• Data provided:
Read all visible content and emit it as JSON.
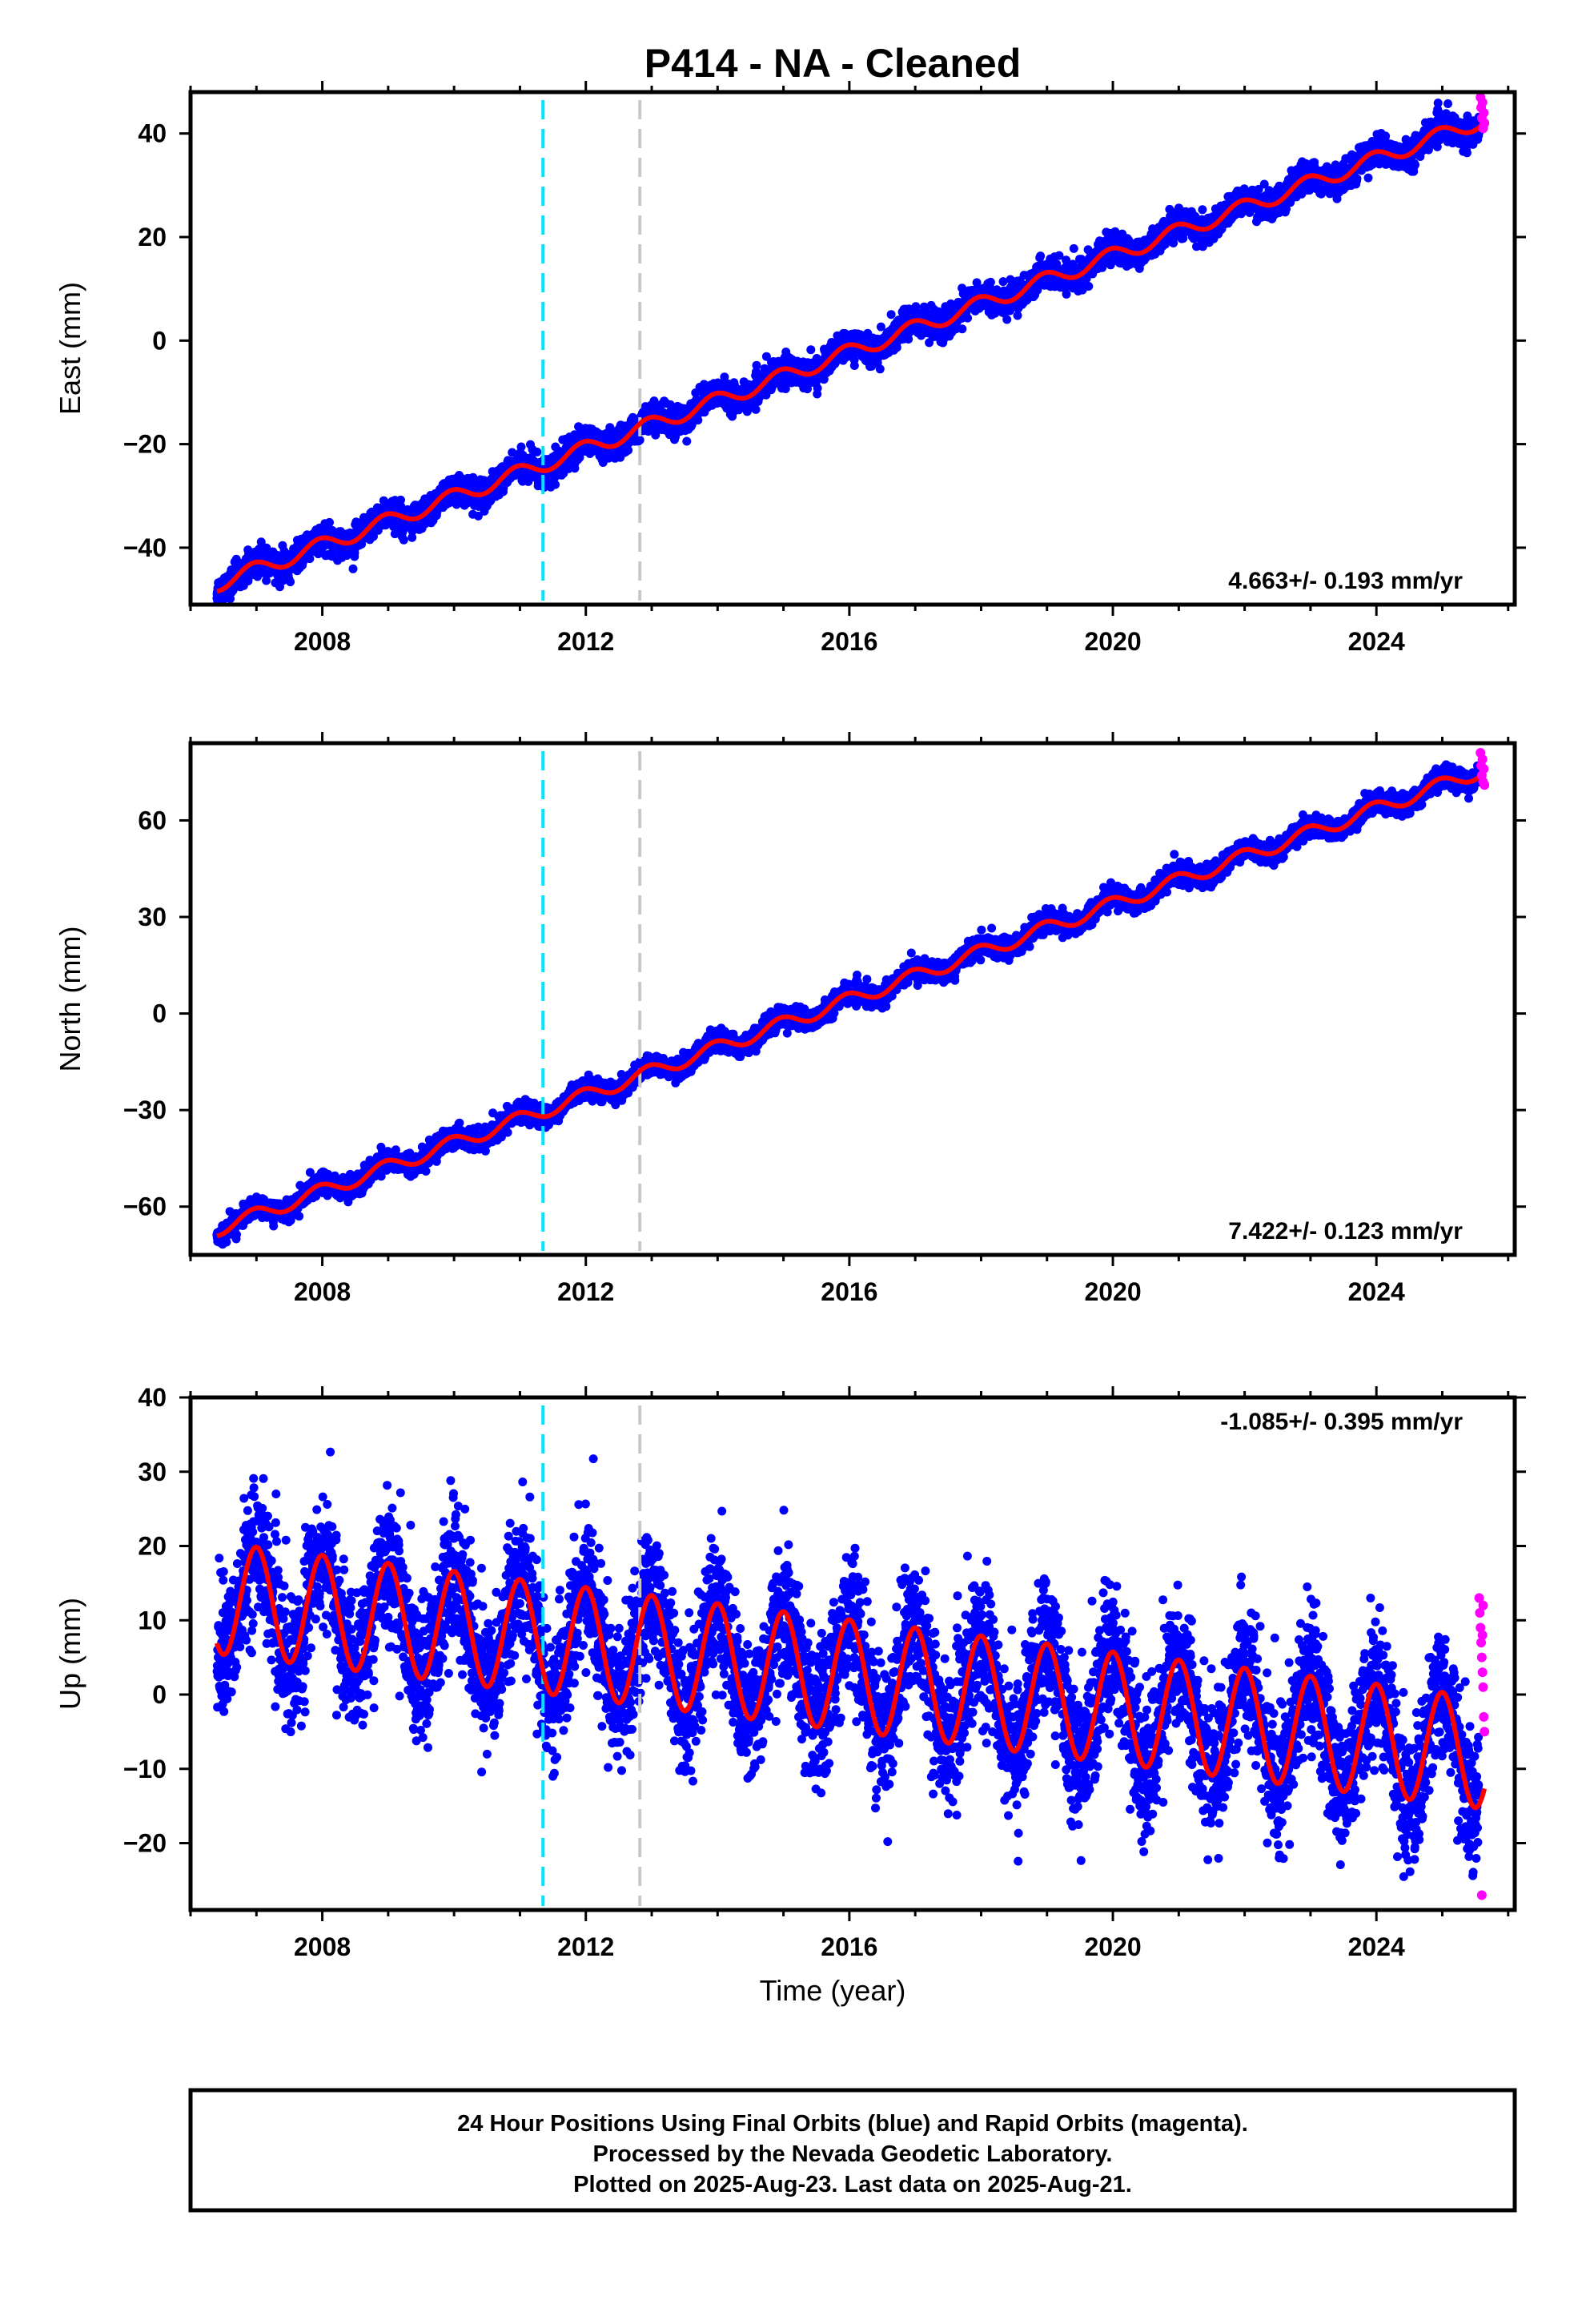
{
  "title": "P414  - NA - Cleaned",
  "xlabel": "Time (year)",
  "footer": {
    "line1": "24 Hour Positions Using Final Orbits (blue) and Rapid Orbits (magenta).",
    "line2": "Processed by the Nevada Geodetic Laboratory.",
    "line3": "Plotted on 2025-Aug-23. Last data on 2025-Aug-21."
  },
  "colors": {
    "final_points": "#0000ff",
    "rapid_points": "#ff00ff",
    "model_line": "#ff0000",
    "event_line_1": "#00e5ff",
    "event_line_2": "#c8c8c8"
  },
  "chart_data": [
    {
      "type": "scatter",
      "panel": "east",
      "ylabel": "East (mm)",
      "xlim": [
        2006.0,
        2026.1
      ],
      "ylim": [
        -51,
        48
      ],
      "xticks": [
        2008,
        2012,
        2016,
        2020,
        2024
      ],
      "yticks": [
        -40,
        -20,
        0,
        20,
        40
      ],
      "rate_label": "4.663+/- 0.193 mm/yr",
      "rate_position": "bottom-right",
      "event_lines": [
        2011.35,
        2012.82
      ],
      "start_year": 2006.4,
      "end_year": 2025.64,
      "model": {
        "start_value": -47,
        "trend_mm_per_yr": 4.663,
        "annual_amplitude": 1.5,
        "annual_phase_year": 0.55,
        "scatter_mm": 1.3
      },
      "rapid_points": [
        [
          2025.58,
          47
        ],
        [
          2025.59,
          45
        ],
        [
          2025.6,
          43
        ],
        [
          2025.61,
          46
        ],
        [
          2025.62,
          41
        ],
        [
          2025.63,
          44
        ],
        [
          2025.64,
          42
        ]
      ]
    },
    {
      "type": "scatter",
      "panel": "north",
      "ylabel": "North (mm)",
      "xlim": [
        2006.0,
        2026.1
      ],
      "ylim": [
        -75,
        84
      ],
      "xticks": [
        2008,
        2012,
        2016,
        2020,
        2024
      ],
      "yticks": [
        -60,
        -30,
        0,
        30,
        60
      ],
      "rate_label": "7.422+/- 0.123 mm/yr",
      "rate_position": "bottom-right",
      "event_lines": [
        2011.35,
        2012.82
      ],
      "start_year": 2006.4,
      "end_year": 2025.64,
      "model": {
        "start_value": -67,
        "trend_mm_per_yr": 7.422,
        "annual_amplitude": 2.2,
        "annual_phase_year": 0.55,
        "scatter_mm": 1.5
      },
      "rapid_points": [
        [
          2025.58,
          81
        ],
        [
          2025.59,
          77
        ],
        [
          2025.6,
          74
        ],
        [
          2025.61,
          79
        ],
        [
          2025.62,
          72
        ],
        [
          2025.63,
          76
        ],
        [
          2025.64,
          71
        ]
      ]
    },
    {
      "type": "scatter",
      "panel": "up",
      "ylabel": "Up (mm)",
      "xlim": [
        2006.0,
        2026.1
      ],
      "ylim": [
        -29,
        40
      ],
      "xticks": [
        2008,
        2012,
        2016,
        2020,
        2024
      ],
      "yticks": [
        -20,
        -10,
        0,
        10,
        20,
        30,
        40
      ],
      "rate_label": "-1.085+/- 0.395 mm/yr",
      "rate_position": "top-right",
      "event_lines": [
        2011.35,
        2012.82
      ],
      "start_year": 2006.4,
      "end_year": 2025.64,
      "model": {
        "start_value": 13,
        "trend_mm_per_yr": -1.085,
        "annual_amplitude": 7.5,
        "annual_phase_year": 0.6,
        "scatter_mm": 4.5
      },
      "rapid_points": [
        [
          2025.56,
          13
        ],
        [
          2025.57,
          11
        ],
        [
          2025.58,
          9
        ],
        [
          2025.59,
          7
        ],
        [
          2025.6,
          5
        ],
        [
          2025.61,
          3
        ],
        [
          2025.62,
          1
        ],
        [
          2025.63,
          -3
        ],
        [
          2025.64,
          -5
        ],
        [
          2025.6,
          -27
        ],
        [
          2025.61,
          8
        ],
        [
          2025.62,
          12
        ]
      ]
    }
  ]
}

• Problem:
Copy the whole listing above word for word but do not carry over the pictures.

• Right answer:
Read all visible content and emit it as JSON.
{
  "title": "P414  - NA - Cleaned",
  "xlabel": "Time (year)",
  "footer": {
    "line1": "24 Hour Positions Using Final Orbits (blue) and Rapid Orbits (magenta).",
    "line2": "Processed by the Nevada Geodetic Laboratory.",
    "line3": "Plotted on 2025-Aug-23. Last data on 2025-Aug-21."
  },
  "colors": {
    "final_points": "#0000ff",
    "rapid_points": "#ff00ff",
    "model_line": "#ff0000",
    "event_line_1": "#00e5ff",
    "event_line_2": "#c8c8c8"
  },
  "chart_data": [
    {
      "type": "scatter",
      "panel": "east",
      "ylabel": "East (mm)",
      "xlim": [
        2006.0,
        2026.1
      ],
      "ylim": [
        -51,
        48
      ],
      "xticks": [
        2008,
        2012,
        2016,
        2020,
        2024
      ],
      "yticks": [
        -40,
        -20,
        0,
        20,
        40
      ],
      "rate_label": "4.663+/- 0.193 mm/yr",
      "rate_position": "bottom-right",
      "event_lines": [
        2011.35,
        2012.82
      ],
      "start_year": 2006.4,
      "end_year": 2025.64,
      "model": {
        "start_value": -47,
        "trend_mm_per_yr": 4.663,
        "annual_amplitude": 1.5,
        "annual_phase_year": 0.55,
        "scatter_mm": 1.3
      },
      "rapid_points": [
        [
          2025.58,
          47
        ],
        [
          2025.59,
          45
        ],
        [
          2025.6,
          43
        ],
        [
          2025.61,
          46
        ],
        [
          2025.62,
          41
        ],
        [
          2025.63,
          44
        ],
        [
          2025.64,
          42
        ]
      ]
    },
    {
      "type": "scatter",
      "panel": "north",
      "ylabel": "North (mm)",
      "xlim": [
        2006.0,
        2026.1
      ],
      "ylim": [
        -75,
        84
      ],
      "xticks": [
        2008,
        2012,
        2016,
        2020,
        2024
      ],
      "yticks": [
        -60,
        -30,
        0,
        30,
        60
      ],
      "rate_label": "7.422+/- 0.123 mm/yr",
      "rate_position": "bottom-right",
      "event_lines": [
        2011.35,
        2012.82
      ],
      "start_year": 2006.4,
      "end_year": 2025.64,
      "model": {
        "start_value": -67,
        "trend_mm_per_yr": 7.422,
        "annual_amplitude": 2.2,
        "annual_phase_year": 0.55,
        "scatter_mm": 1.5
      },
      "rapid_points": [
        [
          2025.58,
          81
        ],
        [
          2025.59,
          77
        ],
        [
          2025.6,
          74
        ],
        [
          2025.61,
          79
        ],
        [
          2025.62,
          72
        ],
        [
          2025.63,
          76
        ],
        [
          2025.64,
          71
        ]
      ]
    },
    {
      "type": "scatter",
      "panel": "up",
      "ylabel": "Up (mm)",
      "xlim": [
        2006.0,
        2026.1
      ],
      "ylim": [
        -29,
        40
      ],
      "xticks": [
        2008,
        2012,
        2016,
        2020,
        2024
      ],
      "yticks": [
        -20,
        -10,
        0,
        10,
        20,
        30,
        40
      ],
      "rate_label": "-1.085+/- 0.395 mm/yr",
      "rate_position": "top-right",
      "event_lines": [
        2011.35,
        2012.82
      ],
      "start_year": 2006.4,
      "end_year": 2025.64,
      "model": {
        "start_value": 13,
        "trend_mm_per_yr": -1.085,
        "annual_amplitude": 7.5,
        "annual_phase_year": 0.6,
        "scatter_mm": 4.5
      },
      "rapid_points": [
        [
          2025.56,
          13
        ],
        [
          2025.57,
          11
        ],
        [
          2025.58,
          9
        ],
        [
          2025.59,
          7
        ],
        [
          2025.6,
          5
        ],
        [
          2025.61,
          3
        ],
        [
          2025.62,
          1
        ],
        [
          2025.63,
          -3
        ],
        [
          2025.64,
          -5
        ],
        [
          2025.6,
          -27
        ],
        [
          2025.61,
          8
        ],
        [
          2025.62,
          12
        ]
      ]
    }
  ]
}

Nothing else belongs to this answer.